# [What the exercise asks]
Verbatim output of all the material below is required.

# [Supplied data]

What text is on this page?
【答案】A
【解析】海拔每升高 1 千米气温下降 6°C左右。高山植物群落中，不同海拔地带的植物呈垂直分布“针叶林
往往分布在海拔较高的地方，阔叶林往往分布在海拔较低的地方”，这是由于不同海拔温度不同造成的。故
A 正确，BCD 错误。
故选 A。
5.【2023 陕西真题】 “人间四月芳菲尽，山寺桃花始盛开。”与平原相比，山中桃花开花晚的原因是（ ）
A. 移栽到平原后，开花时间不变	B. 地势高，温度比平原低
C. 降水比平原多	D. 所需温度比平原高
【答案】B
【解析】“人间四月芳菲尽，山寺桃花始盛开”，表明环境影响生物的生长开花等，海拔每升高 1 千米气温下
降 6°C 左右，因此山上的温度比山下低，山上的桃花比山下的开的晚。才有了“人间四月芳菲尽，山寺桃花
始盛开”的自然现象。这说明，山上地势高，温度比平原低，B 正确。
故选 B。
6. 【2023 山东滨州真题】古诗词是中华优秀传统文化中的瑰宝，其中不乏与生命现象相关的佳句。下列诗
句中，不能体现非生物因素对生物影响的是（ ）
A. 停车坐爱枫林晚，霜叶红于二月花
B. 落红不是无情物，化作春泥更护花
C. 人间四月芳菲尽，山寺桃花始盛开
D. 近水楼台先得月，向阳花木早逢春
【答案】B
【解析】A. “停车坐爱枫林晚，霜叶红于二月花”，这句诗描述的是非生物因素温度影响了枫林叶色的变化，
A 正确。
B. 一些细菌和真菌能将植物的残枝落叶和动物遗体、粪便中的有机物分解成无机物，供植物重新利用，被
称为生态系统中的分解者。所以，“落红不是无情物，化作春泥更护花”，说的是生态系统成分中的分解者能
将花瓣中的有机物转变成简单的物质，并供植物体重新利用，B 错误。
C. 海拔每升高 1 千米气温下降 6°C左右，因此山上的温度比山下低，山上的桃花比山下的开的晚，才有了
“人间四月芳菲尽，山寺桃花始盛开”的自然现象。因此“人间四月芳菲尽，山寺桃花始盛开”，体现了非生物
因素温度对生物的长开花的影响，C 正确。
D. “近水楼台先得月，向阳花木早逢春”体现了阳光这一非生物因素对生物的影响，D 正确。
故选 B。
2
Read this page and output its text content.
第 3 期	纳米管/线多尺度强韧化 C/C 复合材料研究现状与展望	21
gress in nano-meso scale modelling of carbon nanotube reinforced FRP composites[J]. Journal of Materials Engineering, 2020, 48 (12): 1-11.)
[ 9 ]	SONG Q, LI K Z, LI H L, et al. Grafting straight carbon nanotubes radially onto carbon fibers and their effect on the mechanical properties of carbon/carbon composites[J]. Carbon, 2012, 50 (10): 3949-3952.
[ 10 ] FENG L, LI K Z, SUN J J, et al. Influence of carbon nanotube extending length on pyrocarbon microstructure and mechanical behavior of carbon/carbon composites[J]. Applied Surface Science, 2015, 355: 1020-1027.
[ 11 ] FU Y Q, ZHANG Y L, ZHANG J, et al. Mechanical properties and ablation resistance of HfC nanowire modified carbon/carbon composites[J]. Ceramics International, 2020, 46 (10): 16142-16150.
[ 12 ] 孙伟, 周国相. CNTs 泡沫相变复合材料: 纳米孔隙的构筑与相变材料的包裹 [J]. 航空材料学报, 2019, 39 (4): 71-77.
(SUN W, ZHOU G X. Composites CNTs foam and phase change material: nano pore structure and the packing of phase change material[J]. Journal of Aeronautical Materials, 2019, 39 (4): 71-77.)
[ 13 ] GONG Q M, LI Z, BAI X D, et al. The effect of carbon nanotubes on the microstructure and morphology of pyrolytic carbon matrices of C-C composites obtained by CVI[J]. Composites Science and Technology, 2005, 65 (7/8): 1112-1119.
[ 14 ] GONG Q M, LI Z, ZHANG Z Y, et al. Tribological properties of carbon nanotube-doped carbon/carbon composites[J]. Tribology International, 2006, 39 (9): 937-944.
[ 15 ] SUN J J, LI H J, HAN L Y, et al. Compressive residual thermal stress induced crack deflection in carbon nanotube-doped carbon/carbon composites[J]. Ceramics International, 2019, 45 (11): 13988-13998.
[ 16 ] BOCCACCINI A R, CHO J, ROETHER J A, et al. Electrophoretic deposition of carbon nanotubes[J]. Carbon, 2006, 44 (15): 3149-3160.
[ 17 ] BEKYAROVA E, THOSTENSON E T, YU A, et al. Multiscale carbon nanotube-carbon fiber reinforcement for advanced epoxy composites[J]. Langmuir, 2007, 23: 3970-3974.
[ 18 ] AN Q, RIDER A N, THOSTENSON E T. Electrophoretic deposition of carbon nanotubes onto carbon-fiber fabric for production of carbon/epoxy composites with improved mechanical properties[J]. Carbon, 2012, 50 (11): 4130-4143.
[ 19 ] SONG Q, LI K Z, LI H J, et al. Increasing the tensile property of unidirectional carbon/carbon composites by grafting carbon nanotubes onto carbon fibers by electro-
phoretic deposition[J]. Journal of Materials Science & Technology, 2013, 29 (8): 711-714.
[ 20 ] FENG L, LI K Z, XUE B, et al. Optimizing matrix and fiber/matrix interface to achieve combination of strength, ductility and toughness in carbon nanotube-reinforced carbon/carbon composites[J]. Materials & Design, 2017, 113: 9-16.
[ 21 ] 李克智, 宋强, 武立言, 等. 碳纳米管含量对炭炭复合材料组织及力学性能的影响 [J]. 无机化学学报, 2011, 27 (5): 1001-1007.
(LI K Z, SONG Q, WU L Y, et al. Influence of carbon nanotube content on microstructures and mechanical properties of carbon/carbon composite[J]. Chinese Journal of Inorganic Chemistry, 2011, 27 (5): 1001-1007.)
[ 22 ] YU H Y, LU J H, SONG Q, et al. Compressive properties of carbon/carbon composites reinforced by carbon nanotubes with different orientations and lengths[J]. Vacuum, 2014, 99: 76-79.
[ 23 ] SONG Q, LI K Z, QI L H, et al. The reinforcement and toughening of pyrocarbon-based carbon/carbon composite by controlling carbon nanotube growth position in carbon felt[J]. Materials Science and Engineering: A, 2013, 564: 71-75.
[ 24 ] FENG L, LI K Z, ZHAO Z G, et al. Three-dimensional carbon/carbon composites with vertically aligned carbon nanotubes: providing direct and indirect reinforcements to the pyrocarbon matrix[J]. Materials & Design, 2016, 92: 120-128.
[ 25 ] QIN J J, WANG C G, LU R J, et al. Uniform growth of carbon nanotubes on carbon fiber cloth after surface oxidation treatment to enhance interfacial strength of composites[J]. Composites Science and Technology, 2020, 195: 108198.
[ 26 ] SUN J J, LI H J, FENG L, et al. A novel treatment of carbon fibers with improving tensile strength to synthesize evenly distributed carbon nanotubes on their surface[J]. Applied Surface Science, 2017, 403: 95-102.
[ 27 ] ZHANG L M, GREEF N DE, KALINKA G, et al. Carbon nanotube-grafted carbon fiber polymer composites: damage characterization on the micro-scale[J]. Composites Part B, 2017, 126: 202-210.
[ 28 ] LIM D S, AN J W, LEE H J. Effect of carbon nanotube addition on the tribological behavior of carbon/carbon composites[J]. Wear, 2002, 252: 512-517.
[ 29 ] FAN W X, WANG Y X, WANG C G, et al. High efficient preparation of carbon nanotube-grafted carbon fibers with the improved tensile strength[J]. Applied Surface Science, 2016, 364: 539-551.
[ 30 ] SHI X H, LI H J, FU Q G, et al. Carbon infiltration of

# [Solution to this task]
What text is on this page?
【答案】A
【解析】海拔每升高 1 千米气温下降 6°C左右。高山植物群落中，不同海拔地带的植物呈垂直分布“针叶林
往往分布在海拔较高的地方，阔叶林往往分布在海拔较低的地方”，这是由于不同海拔温度不同造成的。故
A 正确，BCD 错误。
故选 A。
5.【2023 陕西真题】 “人间四月芳菲尽，山寺桃花始盛开。”与平原相比，山中桃花开花晚的原因是（ ）
A. 移栽到平原后，开花时间不变	B. 地势高，温度比平原低
C. 降水比平原多	D. 所需温度比平原高
【答案】B
【解析】“人间四月芳菲尽，山寺桃花始盛开”，表明环境影响生物的生长开花等，海拔每升高 1 千米气温下
降 6°C 左右，因此山上的温度比山下低，山上的桃花比山下的开的晚。才有了“人间四月芳菲尽，山寺桃花
始盛开”的自然现象。这说明，山上地势高，温度比平原低，B 正确。
故选 B。
6. 【2023 山东滨州真题】古诗词是中华优秀传统文化中的瑰宝，其中不乏与生命现象相关的佳句。下列诗
句中，不能体现非生物因素对生物影响的是（ ）
A. 停车坐爱枫林晚，霜叶红于二月花
B. 落红不是无情物，化作春泥更护花
C. 人间四月芳菲尽，山寺桃花始盛开
D. 近水楼台先得月，向阳花木早逢春
【答案】B
【解析】A. “停车坐爱枫林晚，霜叶红于二月花”，这句诗描述的是非生物因素温度影响了枫林叶色的变化，
A 正确。
B. 一些细菌和真菌能将植物的残枝落叶和动物遗体、粪便中的有机物分解成无机物，供植物重新利用，被
称为生态系统中的分解者。所以，“落红不是无情物，化作春泥更护花”，说的是生态系统成分中的分解者能
将花瓣中的有机物转变成简单的物质，并供植物体重新利用，B 错误。
C. 海拔每升高 1 千米气温下降 6°C左右，因此山上的温度比山下低，山上的桃花比山下的开的晚，才有了
“人间四月芳菲尽，山寺桃花始盛开”的自然现象。因此“人间四月芳菲尽，山寺桃花始盛开”，体现了非生物
因素温度对生物的长开花的影响，C 正确。
D. “近水楼台先得月，向阳花木早逢春”体现了阳光这一非生物因素对生物的影响，D 正确。
故选 B。
2
Read this page and output its text content.
第 3 期	纳米管/线多尺度强韧化 C/C 复合材料研究现状与展望	21
gress in nano-meso scale modelling of carbon nanotube reinforced FRP composites[J]. Journal of Materials Engineering, 2020, 48 (12): 1-11.)
[ 9 ]	SONG Q, LI K Z, LI H L, et al. Grafting straight carbon nanotubes radially onto carbon fibers and their effect on the mechanical properties of carbon/carbon composites[J]. Carbon, 2012, 50 (10): 3949-3952.
[ 10 ] FENG L, LI K Z, SUN J J, et al. Influence of carbon nanotube extending length on pyrocarbon microstructure and mechanical behavior of carbon/carbon composites[J]. Applied Surface Science, 2015, 355: 1020-1027.
[ 11 ] FU Y Q, ZHANG Y L, ZHANG J, et al. Mechanical properties and ablation resistance of HfC nanowire modified carbon/carbon composites[J]. Ceramics International, 2020, 46 (10): 16142-16150.
[ 12 ] 孙伟, 周国相. CNTs 泡沫相变复合材料: 纳米孔隙的构筑与相变材料的包裹 [J]. 航空材料学报, 2019, 39 (4): 71-77.
(SUN W, ZHOU G X. Composites CNTs foam and phase change material: nano pore structure and the packing of phase change material[J]. Journal of Aeronautical Materials, 2019, 39 (4): 71-77.)
[ 13 ] GONG Q M, LI Z, BAI X D, et al. The effect of carbon nanotubes on the microstructure and morphology of pyrolytic carbon matrices of C-C composites obtained by CVI[J]. Composites Science and Technology, 2005, 65 (7/8): 1112-1119.
[ 14 ] GONG Q M, LI Z, ZHANG Z Y, et al. Tribological properties of carbon nanotube-doped carbon/carbon composites[J]. Tribology International, 2006, 39 (9): 937-944.
[ 15 ] SUN J J, LI H J, HAN L Y, et al. Compressive residual thermal stress induced crack deflection in carbon nanotube-doped carbon/carbon composites[J]. Ceramics International, 2019, 45 (11): 13988-13998.
[ 16 ] BOCCACCINI A R, CHO J, ROETHER J A, et al. Electrophoretic deposition of carbon nanotubes[J]. Carbon, 2006, 44 (15): 3149-3160.
[ 17 ] BEKYAROVA E, THOSTENSON E T, YU A, et al. Multiscale carbon nanotube-carbon fiber reinforcement for advanced epoxy composites[J]. Langmuir, 2007, 23: 3970-3974.
[ 18 ] AN Q, RIDER A N, THOSTENSON E T. Electrophoretic deposition of carbon nanotubes onto carbon-fiber fabric for production of carbon/epoxy composites with improved mechanical properties[J]. Carbon, 2012, 50 (11): 4130-4143.
[ 19 ] SONG Q, LI K Z, LI H J, et al. Increasing the tensile property of unidirectional carbon/carbon composites by grafting carbon nanotubes onto carbon fibers by electro-
phoretic deposition[J]. Journal of Materials Science & Technology, 2013, 29 (8): 711-714.
[ 20 ] FENG L, LI K Z, XUE B, et al. Optimizing matrix and fiber/matrix interface to achieve combination of strength, ductility and toughness in carbon nanotube-reinforced carbon/carbon composites[J]. Materials & Design, 2017, 113: 9-16.
[ 21 ] 李克智, 宋强, 武立言, 等. 碳纳米管含量对炭炭复合材料组织及力学性能的影响 [J]. 无机化学学报, 2011, 27 (5): 1001-1007.
(LI K Z, SONG Q, WU L Y, et al. Influence of carbon nanotube content on microstructures and mechanical properties of carbon/carbon composite[J]. Chinese Journal of Inorganic Chemistry, 2011, 27 (5): 1001-1007.)
[ 22 ] YU H Y, LU J H, SONG Q, et al. Compressive properties of carbon/carbon composites reinforced by carbon nanotubes with different orientations and lengths[J]. Vacuum, 2014, 99: 76-79.
[ 23 ] SONG Q, LI K Z, QI L H, et al. The reinforcement and toughening of pyrocarbon-based carbon/carbon composite by controlling carbon nanotube growth position in carbon felt[J]. Materials Science and Engineering: A, 2013, 564: 71-75.
[ 24 ] FENG L, LI K Z, ZHAO Z G, et al. Three-dimensional carbon/carbon composites with vertically aligned carbon nanotubes: providing direct and indirect reinforcements to the pyrocarbon matrix[J]. Materials & Design, 2016, 92: 120-128.
[ 25 ] QIN J J, WANG C G, LU R J, et al. Uniform growth of carbon nanotubes on carbon fiber cloth after surface oxidation treatment to enhance interfacial strength of composites[J]. Composites Science and Technology, 2020, 195: 108198.
[ 26 ] SUN J J, LI H J, FENG L, et al. A novel treatment of carbon fibers with improving tensile strength to synthesize evenly distributed carbon nanotubes on their surface[J]. Applied Surface Science, 2017, 403: 95-102.
[ 27 ] ZHANG L M, GREEF N DE, KALINKA G, et al. Carbon nanotube-grafted carbon fiber polymer composites: damage characterization on the micro-scale[J]. Composites Part B, 2017, 126: 202-210.
[ 28 ] LIM D S, AN J W, LEE H J. Effect of carbon nanotube addition on the tribological behavior of carbon/carbon composites[J]. Wear, 2002, 252: 512-517.
[ 29 ] FAN W X, WANG Y X, WANG C G, et al. High efficient preparation of carbon nanotube-grafted carbon fibers with the improved tensile strength[J]. Applied Surface Science, 2016, 364: 539-551.
[ 30 ] SHI X H, LI H J, FU Q G, et al. Carbon infiltration of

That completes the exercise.